▶ _YOUR GOAL_:
Quote all of the data exactly as given. Skip every picture it contains.
== RECORD EXTRACTS ==
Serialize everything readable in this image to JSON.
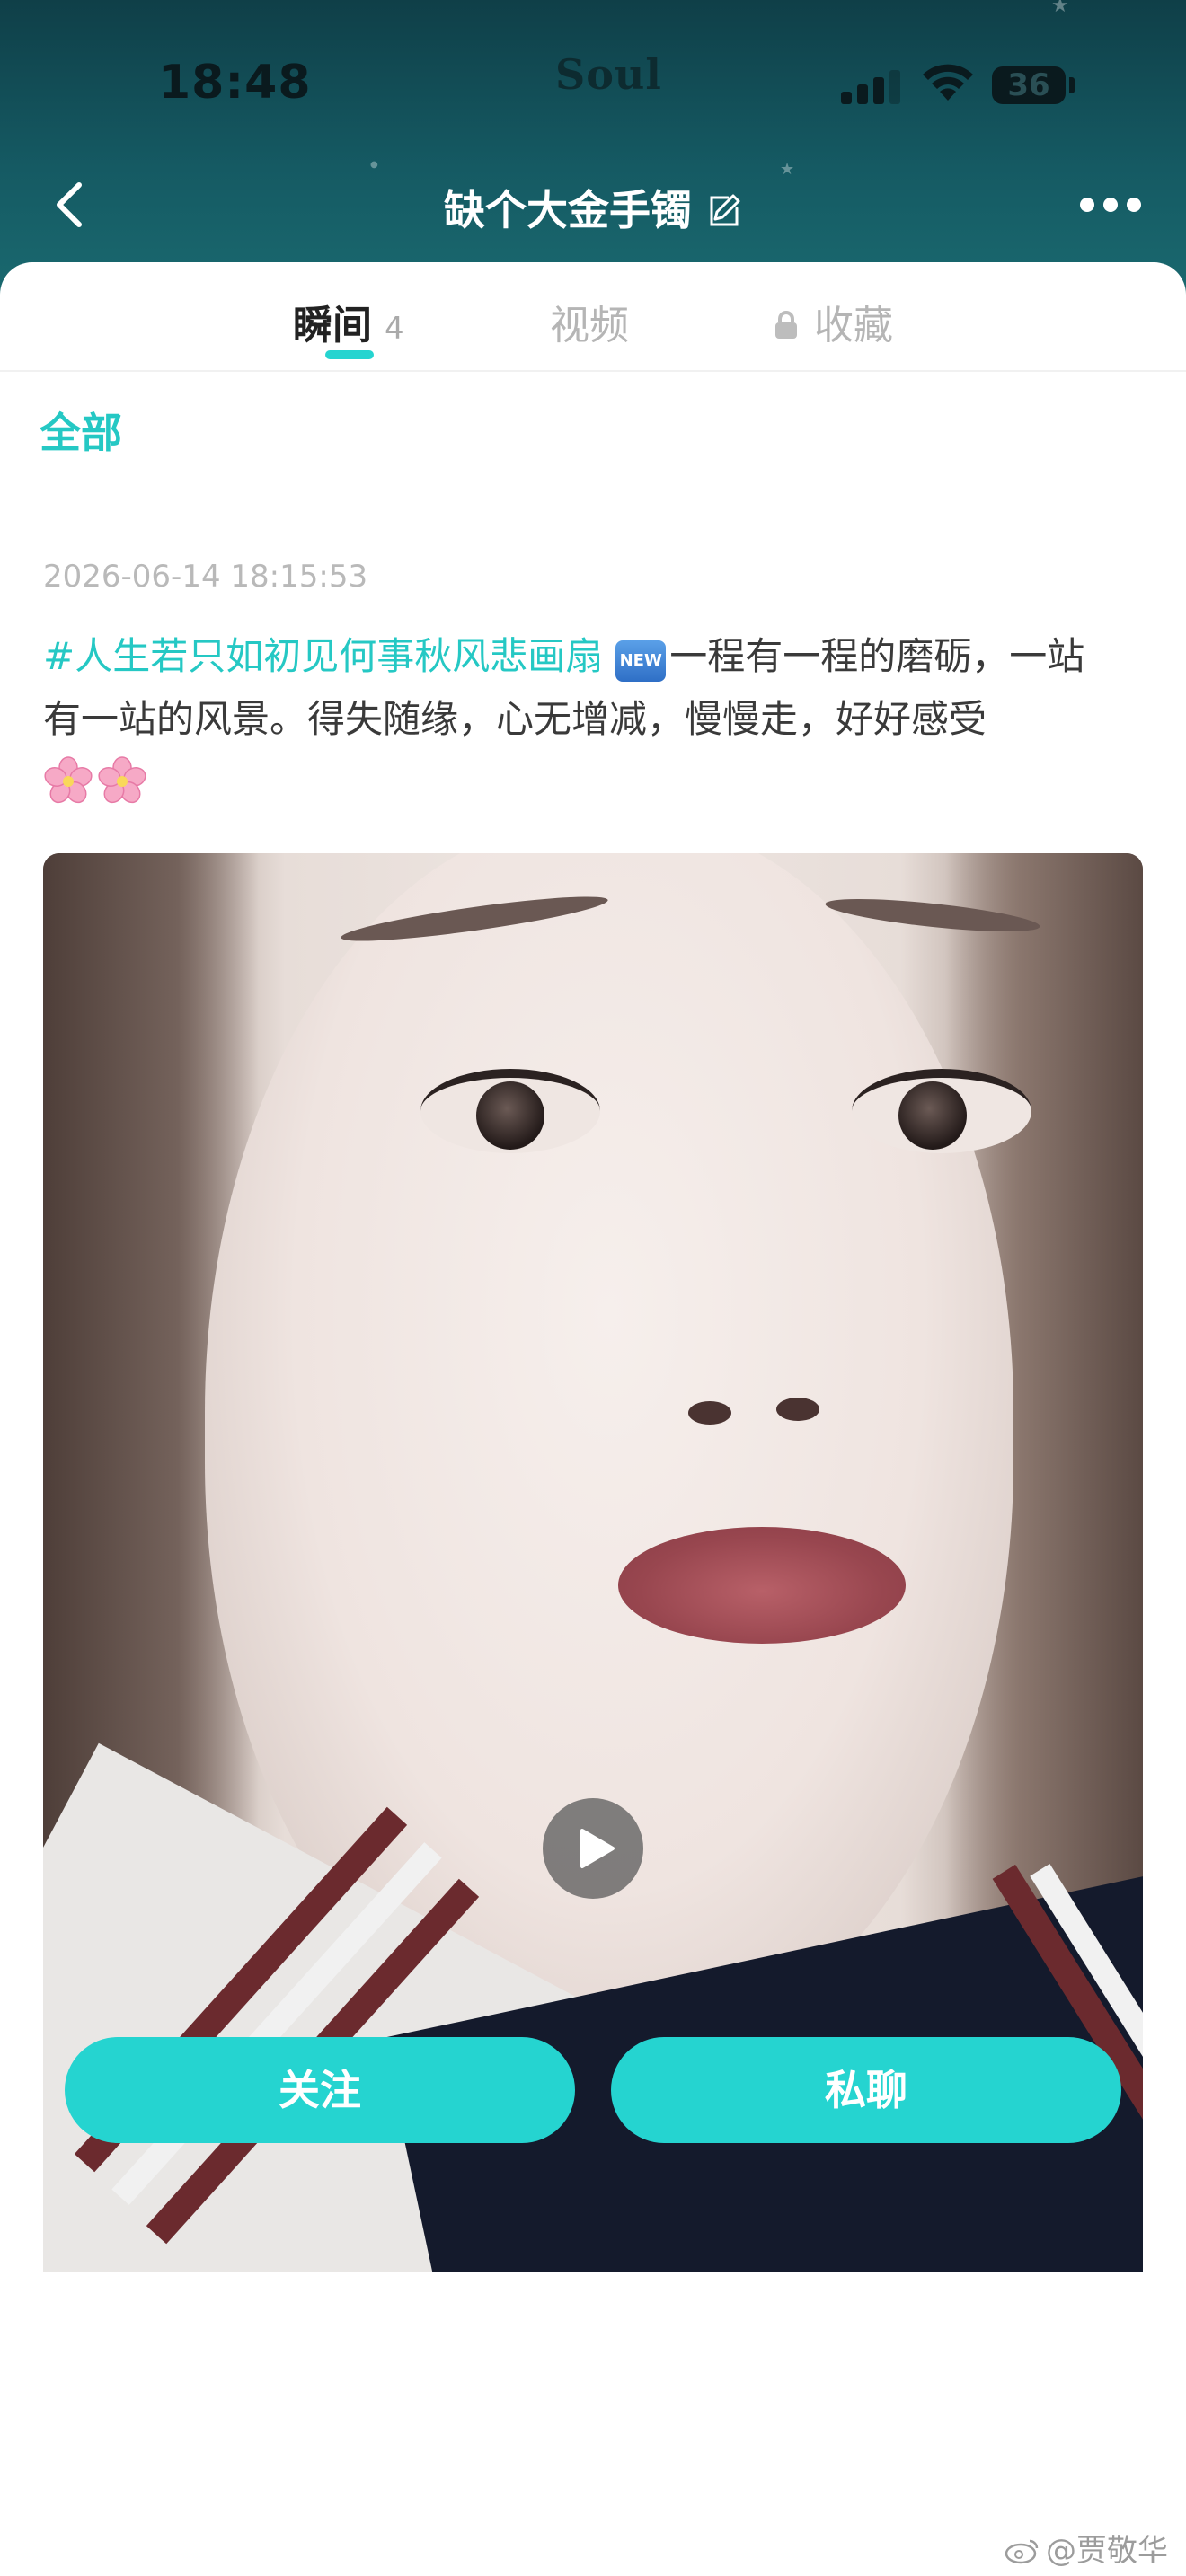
{
  "status_bar": {
    "time": "18:48",
    "app_brand": "Soul",
    "battery": "36"
  },
  "nav": {
    "title": "缺个大金手镯"
  },
  "tabs": [
    {
      "label": "瞬间",
      "count": "4"
    },
    {
      "label": "视频"
    },
    {
      "label": "收藏"
    }
  ],
  "filter": {
    "label": "全部"
  },
  "post": {
    "timestamp": "2026-06-14 18:15:53",
    "hashtag": "#人生若只如初见何事秋风悲画扇",
    "new_badge": "NEW",
    "text": "一程有一程的磨砺，一站有一站的风景。得失随缘，心无增减，慢慢走，好好感受"
  },
  "actions": {
    "follow_label": "关注",
    "chat_label": "私聊"
  },
  "watermark": {
    "text": "@贾敬华"
  },
  "colors": {
    "accent": "#25d4d0",
    "header_bg": "#155a63",
    "hashtag": "#25c8c4"
  }
}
===
▶ _RESPONSE_:
Serialize everything readable in this image to JSON.
{
  "status_bar": {
    "time": "18:48",
    "app_brand": "Soul",
    "battery": "36"
  },
  "nav": {
    "title": "缺个大金手镯"
  },
  "tabs": [
    {
      "label": "瞬间",
      "count": "4"
    },
    {
      "label": "视频"
    },
    {
      "label": "收藏"
    }
  ],
  "filter": {
    "label": "全部"
  },
  "post": {
    "timestamp": "2026-06-14 18:15:53",
    "hashtag": "#人生若只如初见何事秋风悲画扇",
    "new_badge": "NEW",
    "text": "一程有一程的磨砺，一站有一站的风景。得失随缘，心无增减，慢慢走，好好感受"
  },
  "actions": {
    "follow_label": "关注",
    "chat_label": "私聊"
  },
  "watermark": {
    "text": "@贾敬华"
  },
  "colors": {
    "accent": "#25d4d0",
    "header_bg": "#155a63",
    "hashtag": "#25c8c4"
  }
}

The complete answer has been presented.